[start Material for this exercise]

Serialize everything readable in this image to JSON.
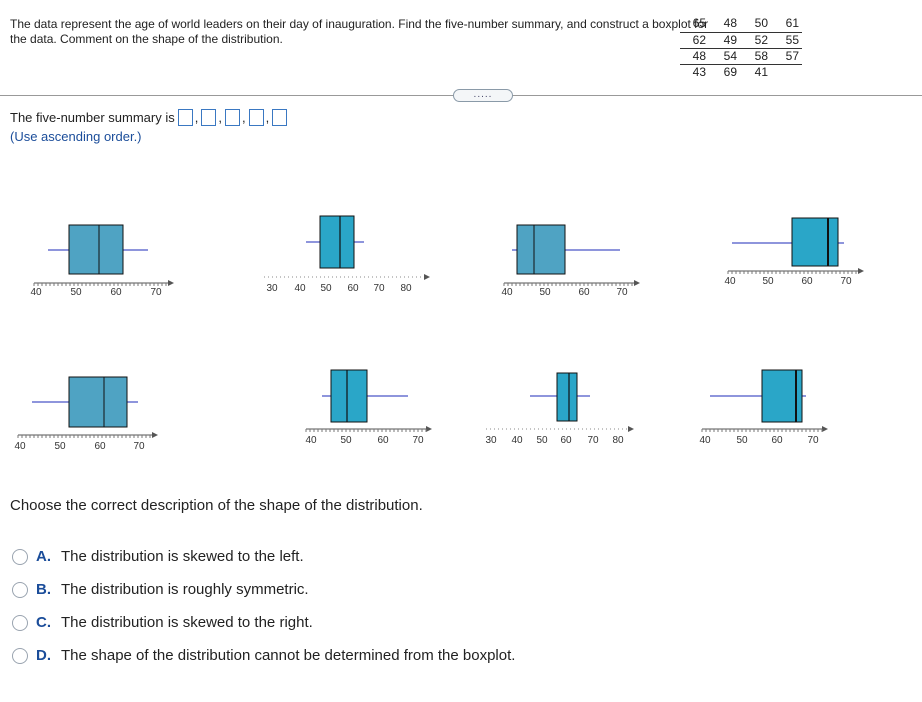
{
  "problem": {
    "text": "The data represent the age of world leaders on their day of inauguration. Find the five-number summary, and construct a boxplot for the data. Comment on the shape of the distribution."
  },
  "data_table": {
    "rows": [
      [
        "65",
        "48",
        "50",
        "61"
      ],
      [
        "62",
        "49",
        "52",
        "55"
      ],
      [
        "48",
        "54",
        "58",
        "57"
      ],
      [
        "43",
        "69",
        "41",
        ""
      ]
    ]
  },
  "expander": {
    "label": "....."
  },
  "summary": {
    "prefix": "The five-number summary is",
    "hint": "(Use ascending order.)",
    "separator": ","
  },
  "boxplot_options": [
    {
      "axis_labels": [
        "40",
        "50",
        "60",
        "70"
      ]
    },
    {
      "axis_labels": [
        "30",
        "40",
        "50",
        "60",
        "70",
        "80"
      ]
    },
    {
      "axis_labels": [
        "40",
        "50",
        "60",
        "70"
      ]
    },
    {
      "axis_labels": [
        "40",
        "50",
        "60",
        "70"
      ]
    },
    {
      "axis_labels": [
        "40",
        "50",
        "60",
        "70"
      ]
    },
    {
      "axis_labels": [
        "40",
        "50",
        "60",
        "70"
      ]
    },
    {
      "axis_labels": [
        "30",
        "40",
        "50",
        "60",
        "70",
        "80"
      ]
    },
    {
      "axis_labels": [
        "40",
        "50",
        "60",
        "70"
      ]
    }
  ],
  "question": {
    "text": "Choose the correct description of the shape of the distribution."
  },
  "choices": [
    {
      "letter": "A.",
      "text": "The distribution is skewed to the left."
    },
    {
      "letter": "B.",
      "text": "The distribution is roughly symmetric."
    },
    {
      "letter": "C.",
      "text": "The distribution is skewed to the right."
    },
    {
      "letter": "D.",
      "text": "The shape of the distribution cannot be determined from the boxplot."
    }
  ],
  "colors": {
    "box_light": "#4fa3c3",
    "box_bright": "#2aa6c8",
    "whisker": "#1c2bb8",
    "accent": "#1b4d9a"
  }
}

[end Material for this exercise]

### Prompt:
Keep the pictures out and write out the records exactly.

### Exercise solution:
Serialize everything readable in this image to JSON.
{
  "problem": {
    "text": "The data represent the age of world leaders on their day of inauguration. Find the five-number summary, and construct a boxplot for the data. Comment on the shape of the distribution."
  },
  "data_table": {
    "rows": [
      [
        "65",
        "48",
        "50",
        "61"
      ],
      [
        "62",
        "49",
        "52",
        "55"
      ],
      [
        "48",
        "54",
        "58",
        "57"
      ],
      [
        "43",
        "69",
        "41",
        ""
      ]
    ]
  },
  "expander": {
    "label": "....."
  },
  "summary": {
    "prefix": "The five-number summary is",
    "hint": "(Use ascending order.)",
    "separator": ","
  },
  "boxplot_options": [
    {
      "axis_labels": [
        "40",
        "50",
        "60",
        "70"
      ]
    },
    {
      "axis_labels": [
        "30",
        "40",
        "50",
        "60",
        "70",
        "80"
      ]
    },
    {
      "axis_labels": [
        "40",
        "50",
        "60",
        "70"
      ]
    },
    {
      "axis_labels": [
        "40",
        "50",
        "60",
        "70"
      ]
    },
    {
      "axis_labels": [
        "40",
        "50",
        "60",
        "70"
      ]
    },
    {
      "axis_labels": [
        "40",
        "50",
        "60",
        "70"
      ]
    },
    {
      "axis_labels": [
        "30",
        "40",
        "50",
        "60",
        "70",
        "80"
      ]
    },
    {
      "axis_labels": [
        "40",
        "50",
        "60",
        "70"
      ]
    }
  ],
  "question": {
    "text": "Choose the correct description of the shape of the distribution."
  },
  "choices": [
    {
      "letter": "A.",
      "text": "The distribution is skewed to the left."
    },
    {
      "letter": "B.",
      "text": "The distribution is roughly symmetric."
    },
    {
      "letter": "C.",
      "text": "The distribution is skewed to the right."
    },
    {
      "letter": "D.",
      "text": "The shape of the distribution cannot be determined from the boxplot."
    }
  ],
  "colors": {
    "box_light": "#4fa3c3",
    "box_bright": "#2aa6c8",
    "whisker": "#1c2bb8",
    "accent": "#1b4d9a"
  }
}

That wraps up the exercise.